[TASK TO CARRY OUT]: Copy the records below exactly, leaving out every picture.

* * * * *

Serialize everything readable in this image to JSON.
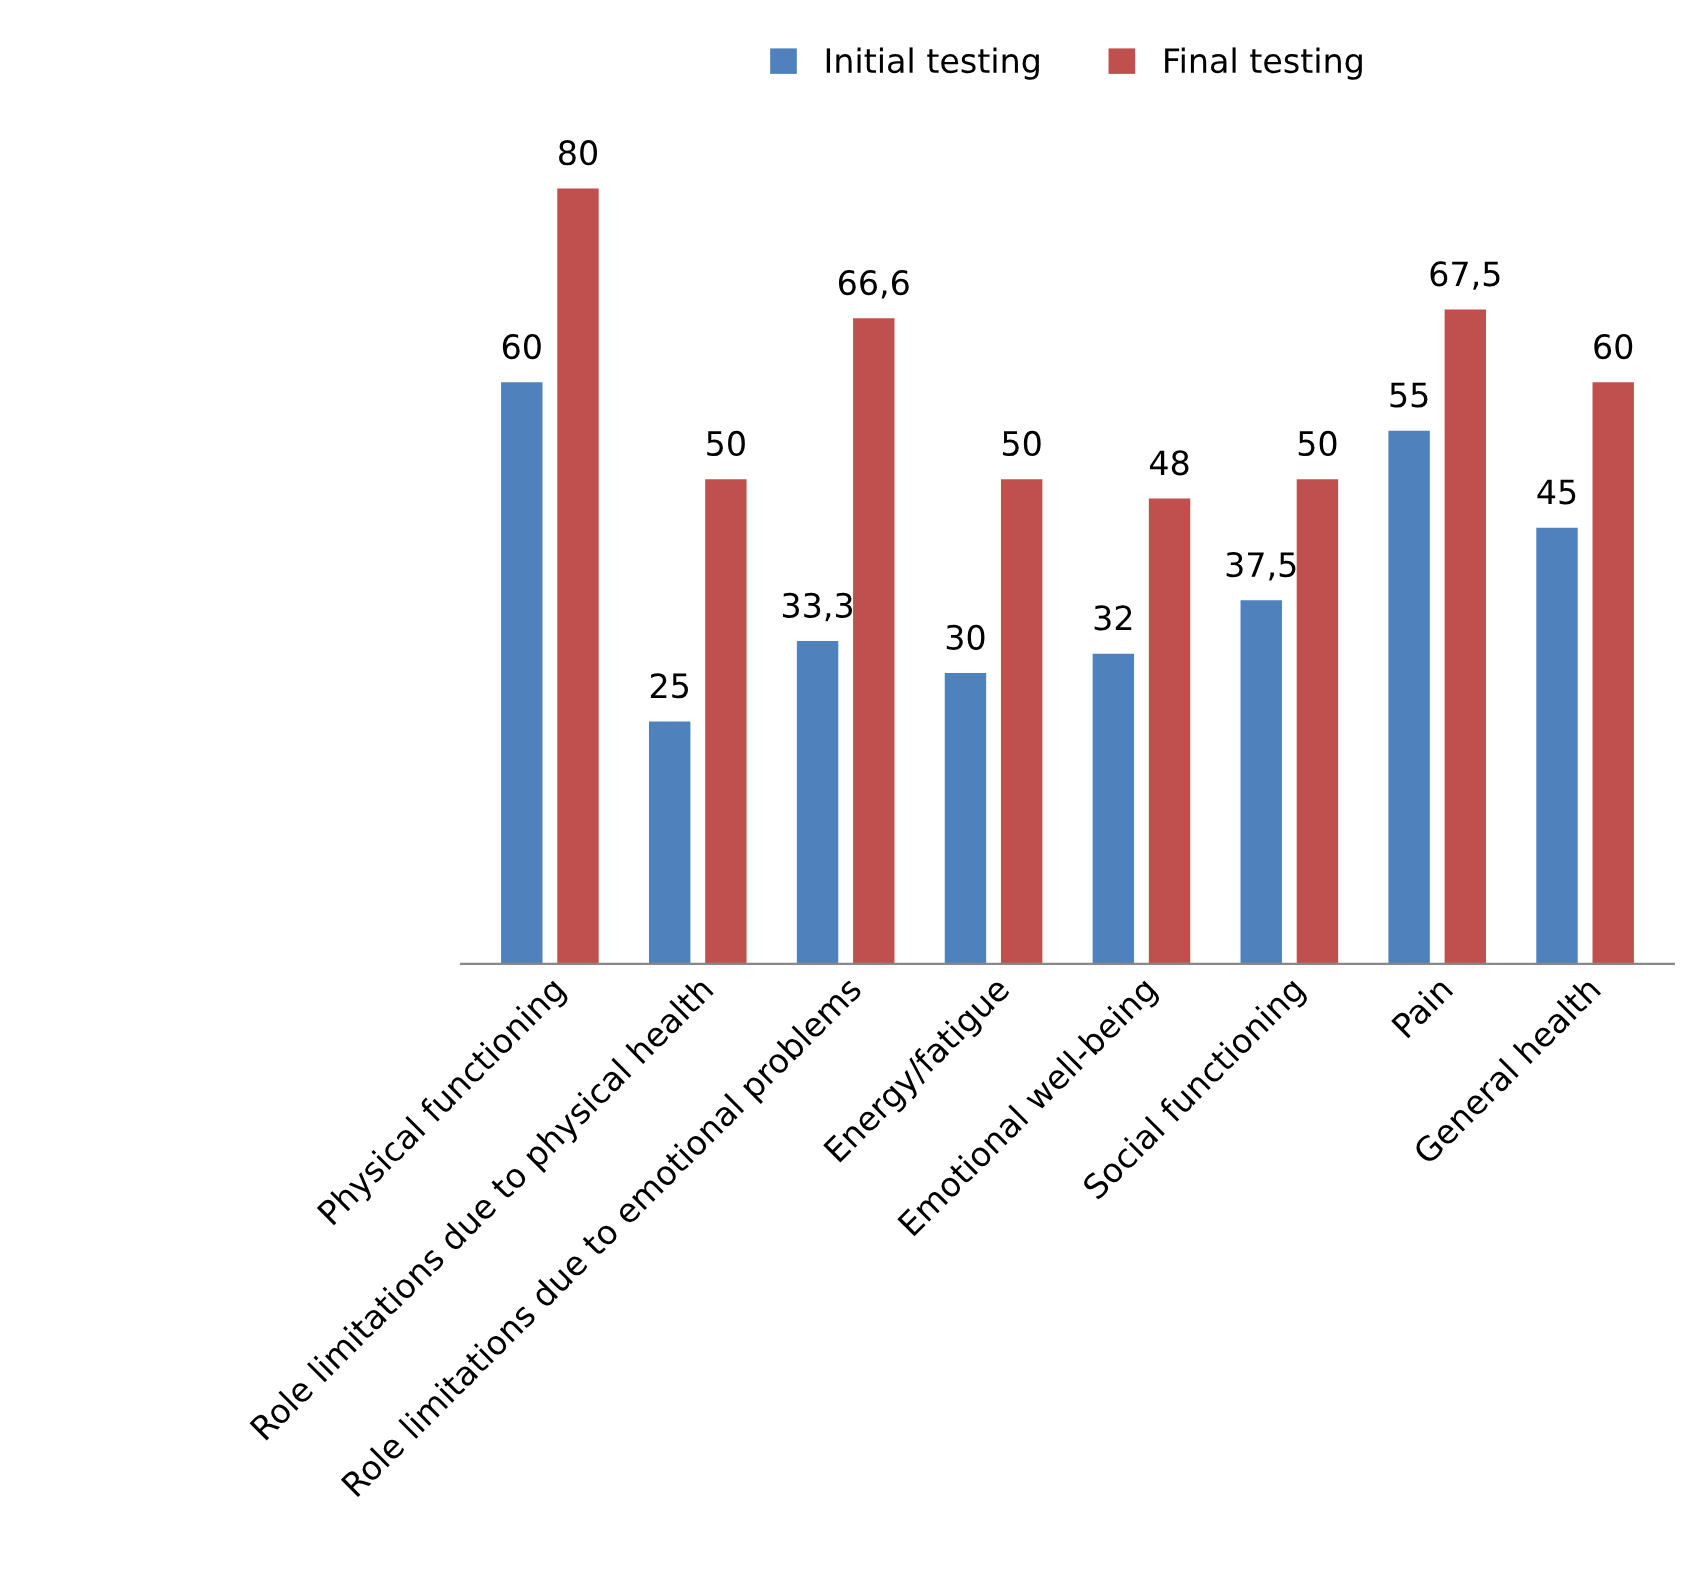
{
  "chart_data": {
    "type": "bar",
    "categories": [
      "Physical functioning",
      "Role limitations due to physical health",
      "Role limitations due to emotional problems",
      "Energy/fatigue",
      "Emotional well-being",
      "Social functioning",
      "Pain",
      "General health"
    ],
    "series": [
      {
        "name": "Initial testing",
        "color": "#4f81bd",
        "values": [
          60,
          25,
          33.3,
          30,
          32,
          37.5,
          55,
          45
        ],
        "value_labels": [
          "60",
          "25",
          "33,3",
          "30",
          "32",
          "37,5",
          "55",
          "45"
        ]
      },
      {
        "name": "Final testing",
        "color": "#c0504d",
        "values": [
          80,
          50,
          66.6,
          50,
          48,
          50,
          67.5,
          60
        ],
        "value_labels": [
          "80",
          "50",
          "66,6",
          "50",
          "48",
          "50",
          "67,5",
          "60"
        ]
      }
    ],
    "legend": "top",
    "grid": false
  }
}
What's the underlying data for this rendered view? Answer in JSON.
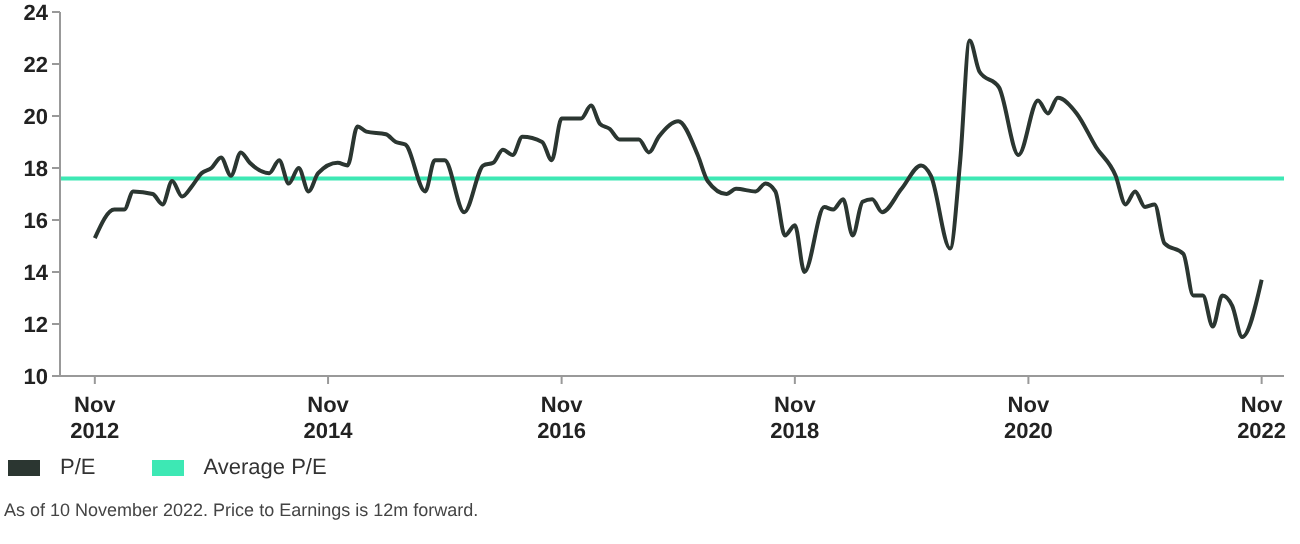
{
  "chart_data": {
    "type": "line",
    "x": [
      "2012-11",
      "2013-01",
      "2013-02",
      "2013-03",
      "2013-05",
      "2013-06",
      "2013-07",
      "2013-08",
      "2013-09",
      "2013-10",
      "2013-11",
      "2013-12",
      "2014-01",
      "2014-02",
      "2014-03",
      "2014-05",
      "2014-06",
      "2014-07",
      "2014-08",
      "2014-09",
      "2014-10",
      "2014-12",
      "2015-01",
      "2015-02",
      "2015-03",
      "2015-05",
      "2015-06",
      "2015-07",
      "2015-09",
      "2015-10",
      "2015-11",
      "2016-01",
      "2016-03",
      "2016-04",
      "2016-05",
      "2016-06",
      "2016-07",
      "2016-09",
      "2016-10",
      "2016-11",
      "2017-01",
      "2017-02",
      "2017-03",
      "2017-04",
      "2017-05",
      "2017-07",
      "2017-08",
      "2017-09",
      "2017-11",
      "2018-01",
      "2018-02",
      "2018-04",
      "2018-05",
      "2018-07",
      "2018-08",
      "2018-09",
      "2018-10",
      "2018-11",
      "2018-12",
      "2019-02",
      "2019-03",
      "2019-04",
      "2019-05",
      "2019-06",
      "2019-07",
      "2019-08",
      "2019-10",
      "2019-12",
      "2020-01",
      "2020-03",
      "2020-04",
      "2020-05",
      "2020-06",
      "2020-08",
      "2020-10",
      "2020-12",
      "2021-01",
      "2021-02",
      "2021-04",
      "2021-06",
      "2021-08",
      "2021-09",
      "2021-10",
      "2021-11",
      "2021-12",
      "2022-01",
      "2022-03",
      "2022-04",
      "2022-05",
      "2022-06",
      "2022-07",
      "2022-08",
      "2022-09",
      "2022-11"
    ],
    "series": [
      {
        "name": "P/E",
        "color": "#2b3631",
        "values": [
          15.3,
          16.4,
          16.4,
          17.1,
          17.0,
          16.6,
          17.5,
          16.9,
          17.3,
          17.8,
          18.0,
          18.4,
          17.7,
          18.6,
          18.2,
          17.8,
          18.3,
          17.4,
          18.0,
          17.1,
          17.8,
          18.2,
          18.1,
          19.6,
          19.4,
          19.3,
          19.0,
          18.9,
          17.1,
          18.3,
          18.3,
          16.3,
          18.1,
          18.2,
          18.7,
          18.5,
          19.2,
          19.0,
          18.3,
          19.9,
          19.9,
          20.4,
          19.7,
          19.5,
          19.1,
          19.1,
          18.6,
          19.2,
          19.8,
          18.5,
          17.5,
          17.0,
          17.2,
          17.1,
          17.4,
          17.1,
          15.4,
          15.8,
          14.0,
          16.5,
          16.4,
          16.8,
          15.4,
          16.7,
          16.8,
          16.3,
          17.2,
          18.1,
          17.7,
          14.9,
          18.2,
          22.9,
          21.7,
          21.1,
          18.5,
          20.6,
          20.1,
          20.7,
          20.1,
          18.8,
          17.7,
          16.6,
          17.1,
          16.5,
          16.6,
          15.1,
          14.7,
          13.1,
          13.1,
          11.9,
          13.1,
          12.7,
          11.5,
          13.7
        ]
      }
    ],
    "ref_lines": [
      {
        "axis": "y",
        "value": 17.6,
        "label": "Average P/E",
        "color": "#3de8b4"
      }
    ],
    "xlim": [
      "2012-07-15",
      "2023-01-10"
    ],
    "xticks": [
      {
        "value": "2012-11",
        "label": "Nov 2012"
      },
      {
        "value": "2014-11",
        "label": "Nov 2014"
      },
      {
        "value": "2016-11",
        "label": "Nov 2016"
      },
      {
        "value": "2018-11",
        "label": "Nov 2018"
      },
      {
        "value": "2020-11",
        "label": "Nov 2020"
      },
      {
        "value": "2022-11",
        "label": "Nov 2022"
      }
    ],
    "ylim": [
      10,
      24
    ],
    "yticks": [
      10,
      12,
      14,
      16,
      18,
      20,
      22,
      24
    ],
    "grid": false,
    "legend": "bottom left",
    "marker": "none",
    "line_style": "solid",
    "annotations": [
      "As of 10 November 2022. Price to Earnings is 12m forward."
    ]
  }
}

* * * * *

[RESPONSE]:
Serialize everything readable in this image to JSON.
{
  "chart_data": {
    "type": "bar",
    "categories": [
      "Physical functioning",
      "Role limitations due to physical health",
      "Role limitations due to emotional problems",
      "Energy/fatigue",
      "Emotional well-being",
      "Social functioning",
      "Pain",
      "General health"
    ],
    "series": [
      {
        "name": "Initial testing",
        "color": "#4f81bd",
        "values": [
          60,
          25,
          33.3,
          30,
          32,
          37.5,
          55,
          45
        ],
        "value_labels": [
          "60",
          "25",
          "33,3",
          "30",
          "32",
          "37,5",
          "55",
          "45"
        ]
      },
      {
        "name": "Final testing",
        "color": "#c0504d",
        "values": [
          80,
          50,
          66.6,
          50,
          48,
          50,
          67.5,
          60
        ],
        "value_labels": [
          "80",
          "50",
          "66,6",
          "50",
          "48",
          "50",
          "67,5",
          "60"
        ]
      }
    ],
    "legend": "top",
    "grid": false
  }
}
What's the underlying data for this rendered view? Answer in JSON.
{
  "chart_data": {
    "type": "line",
    "x": [
      "2012-11",
      "2013-01",
      "2013-02",
      "2013-03",
      "2013-05",
      "2013-06",
      "2013-07",
      "2013-08",
      "2013-09",
      "2013-10",
      "2013-11",
      "2013-12",
      "2014-01",
      "2014-02",
      "2014-03",
      "2014-05",
      "2014-06",
      "2014-07",
      "2014-08",
      "2014-09",
      "2014-10",
      "2014-12",
      "2015-01",
      "2015-02",
      "2015-03",
      "2015-05",
      "2015-06",
      "2015-07",
      "2015-09",
      "2015-10",
      "2015-11",
      "2016-01",
      "2016-03",
      "2016-04",
      "2016-05",
      "2016-06",
      "2016-07",
      "2016-09",
      "2016-10",
      "2016-11",
      "2017-01",
      "2017-02",
      "2017-03",
      "2017-04",
      "2017-05",
      "2017-07",
      "2017-08",
      "2017-09",
      "2017-11",
      "2018-01",
      "2018-02",
      "2018-04",
      "2018-05",
      "2018-07",
      "2018-08",
      "2018-09",
      "2018-10",
      "2018-11",
      "2018-12",
      "2019-02",
      "2019-03",
      "2019-04",
      "2019-05",
      "2019-06",
      "2019-07",
      "2019-08",
      "2019-10",
      "2019-12",
      "2020-01",
      "2020-03",
      "2020-04",
      "2020-05",
      "2020-06",
      "2020-08",
      "2020-10",
      "2020-12",
      "2021-01",
      "2021-02",
      "2021-04",
      "2021-06",
      "2021-08",
      "2021-09",
      "2021-10",
      "2021-11",
      "2021-12",
      "2022-01",
      "2022-03",
      "2022-04",
      "2022-05",
      "2022-06",
      "2022-07",
      "2022-08",
      "2022-09",
      "2022-11"
    ],
    "series": [
      {
        "name": "P/E",
        "color": "#2b3631",
        "values": [
          15.3,
          16.4,
          16.4,
          17.1,
          17.0,
          16.6,
          17.5,
          16.9,
          17.3,
          17.8,
          18.0,
          18.4,
          17.7,
          18.6,
          18.2,
          17.8,
          18.3,
          17.4,
          18.0,
          17.1,
          17.8,
          18.2,
          18.1,
          19.6,
          19.4,
          19.3,
          19.0,
          18.9,
          17.1,
          18.3,
          18.3,
          16.3,
          18.1,
          18.2,
          18.7,
          18.5,
          19.2,
          19.0,
          18.3,
          19.9,
          19.9,
          20.4,
          19.7,
          19.5,
          19.1,
          19.1,
          18.6,
          19.2,
          19.8,
          18.5,
          17.5,
          17.0,
          17.2,
          17.1,
          17.4,
          17.1,
          15.4,
          15.8,
          14.0,
          16.5,
          16.4,
          16.8,
          15.4,
          16.7,
          16.8,
          16.3,
          17.2,
          18.1,
          17.7,
          14.9,
          18.2,
          22.9,
          21.7,
          21.1,
          18.5,
          20.6,
          20.1,
          20.7,
          20.1,
          18.8,
          17.7,
          16.6,
          17.1,
          16.5,
          16.6,
          15.1,
          14.7,
          13.1,
          13.1,
          11.9,
          13.1,
          12.7,
          11.5,
          13.7
        ]
      }
    ],
    "ref_lines": [
      {
        "axis": "y",
        "value": 17.6,
        "label": "Average P/E",
        "color": "#3de8b4"
      }
    ],
    "xlim": [
      "2012-07-15",
      "2023-01-10"
    ],
    "xticks": [
      {
        "value": "2012-11",
        "label": "Nov 2012"
      },
      {
        "value": "2014-11",
        "label": "Nov 2014"
      },
      {
        "value": "2016-11",
        "label": "Nov 2016"
      },
      {
        "value": "2018-11",
        "label": "Nov 2018"
      },
      {
        "value": "2020-11",
        "label": "Nov 2020"
      },
      {
        "value": "2022-11",
        "label": "Nov 2022"
      }
    ],
    "ylim": [
      10,
      24
    ],
    "yticks": [
      10,
      12,
      14,
      16,
      18,
      20,
      22,
      24
    ],
    "grid": false,
    "legend": "bottom left",
    "marker": "none",
    "line_style": "solid",
    "annotations": [
      "As of 10 November 2022. Price to Earnings is 12m forward."
    ]
  }
}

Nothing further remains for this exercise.